• What you have to do:
Repeat the material in full. Keep every line exactly as it is.
==== Supplied entries
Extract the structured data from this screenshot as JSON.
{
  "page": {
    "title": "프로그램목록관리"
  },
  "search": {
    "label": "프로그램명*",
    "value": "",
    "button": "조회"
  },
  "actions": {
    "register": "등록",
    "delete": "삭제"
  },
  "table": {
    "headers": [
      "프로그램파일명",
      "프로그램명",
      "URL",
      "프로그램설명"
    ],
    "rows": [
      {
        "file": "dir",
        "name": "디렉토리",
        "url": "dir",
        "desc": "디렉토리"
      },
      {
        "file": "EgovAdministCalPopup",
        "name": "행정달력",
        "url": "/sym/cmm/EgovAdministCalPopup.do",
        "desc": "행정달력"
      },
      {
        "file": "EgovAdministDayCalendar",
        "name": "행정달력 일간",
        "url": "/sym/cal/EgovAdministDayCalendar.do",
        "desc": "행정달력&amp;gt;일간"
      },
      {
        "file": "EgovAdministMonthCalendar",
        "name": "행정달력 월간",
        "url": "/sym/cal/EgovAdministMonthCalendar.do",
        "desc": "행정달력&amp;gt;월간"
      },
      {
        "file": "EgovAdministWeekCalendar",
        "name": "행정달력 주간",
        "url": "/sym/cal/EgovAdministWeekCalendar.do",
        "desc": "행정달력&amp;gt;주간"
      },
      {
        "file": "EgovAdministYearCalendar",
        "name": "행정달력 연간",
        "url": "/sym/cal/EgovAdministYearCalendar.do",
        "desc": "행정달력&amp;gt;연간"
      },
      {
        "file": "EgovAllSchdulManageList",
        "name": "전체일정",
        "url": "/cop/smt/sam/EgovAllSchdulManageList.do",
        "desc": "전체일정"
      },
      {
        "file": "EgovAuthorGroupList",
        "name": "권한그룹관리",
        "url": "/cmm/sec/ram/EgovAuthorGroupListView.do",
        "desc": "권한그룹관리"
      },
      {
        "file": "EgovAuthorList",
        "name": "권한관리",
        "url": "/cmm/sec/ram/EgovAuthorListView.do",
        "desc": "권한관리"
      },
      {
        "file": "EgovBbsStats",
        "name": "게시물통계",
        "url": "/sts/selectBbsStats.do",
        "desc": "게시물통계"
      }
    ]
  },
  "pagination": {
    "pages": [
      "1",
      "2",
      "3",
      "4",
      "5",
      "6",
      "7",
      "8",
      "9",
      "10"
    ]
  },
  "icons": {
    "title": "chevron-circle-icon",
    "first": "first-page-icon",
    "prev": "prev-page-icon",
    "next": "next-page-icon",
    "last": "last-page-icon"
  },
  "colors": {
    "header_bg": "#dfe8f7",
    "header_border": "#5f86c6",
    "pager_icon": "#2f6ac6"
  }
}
========
• Task response:
Extract the structured data from this screenshot as JSON.
{
  "page": {
    "title": "프로그램목록관리"
  },
  "search": {
    "label": "프로그램명*",
    "value": "",
    "button": "조회"
  },
  "actions": {
    "register": "등록",
    "delete": "삭제"
  },
  "table": {
    "headers": [
      "프로그램파일명",
      "프로그램명",
      "URL",
      "프로그램설명"
    ],
    "rows": [
      {
        "file": "dir",
        "name": "디렉토리",
        "url": "dir",
        "desc": "디렉토리"
      },
      {
        "file": "EgovAdministCalPopup",
        "name": "행정달력",
        "url": "/sym/cmm/EgovAdministCalPopup.do",
        "desc": "행정달력"
      },
      {
        "file": "EgovAdministDayCalendar",
        "name": "행정달력 일간",
        "url": "/sym/cal/EgovAdministDayCalendar.do",
        "desc": "행정달력&amp;gt;일간"
      },
      {
        "file": "EgovAdministMonthCalendar",
        "name": "행정달력 월간",
        "url": "/sym/cal/EgovAdministMonthCalendar.do",
        "desc": "행정달력&amp;gt;월간"
      },
      {
        "file": "EgovAdministWeekCalendar",
        "name": "행정달력 주간",
        "url": "/sym/cal/EgovAdministWeekCalendar.do",
        "desc": "행정달력&amp;gt;주간"
      },
      {
        "file": "EgovAdministYearCalendar",
        "name": "행정달력 연간",
        "url": "/sym/cal/EgovAdministYearCalendar.do",
        "desc": "행정달력&amp;gt;연간"
      },
      {
        "file": "EgovAllSchdulManageList",
        "name": "전체일정",
        "url": "/cop/smt/sam/EgovAllSchdulManageList.do",
        "desc": "전체일정"
      },
      {
        "file": "EgovAuthorGroupList",
        "name": "권한그룹관리",
        "url": "/cmm/sec/ram/EgovAuthorGroupListView.do",
        "desc": "권한그룹관리"
      },
      {
        "file": "EgovAuthorList",
        "name": "권한관리",
        "url": "/cmm/sec/ram/EgovAuthorListView.do",
        "desc": "권한관리"
      },
      {
        "file": "EgovBbsStats",
        "name": "게시물통계",
        "url": "/sts/selectBbsStats.do",
        "desc": "게시물통계"
      }
    ]
  },
  "pagination": {
    "pages": [
      "1",
      "2",
      "3",
      "4",
      "5",
      "6",
      "7",
      "8",
      "9",
      "10"
    ]
  },
  "icons": {
    "title": "chevron-circle-icon",
    "first": "first-page-icon",
    "prev": "prev-page-icon",
    "next": "next-page-icon",
    "last": "last-page-icon"
  },
  "colors": {
    "header_bg": "#dfe8f7",
    "header_border": "#5f86c6",
    "pager_icon": "#2f6ac6"
  }
}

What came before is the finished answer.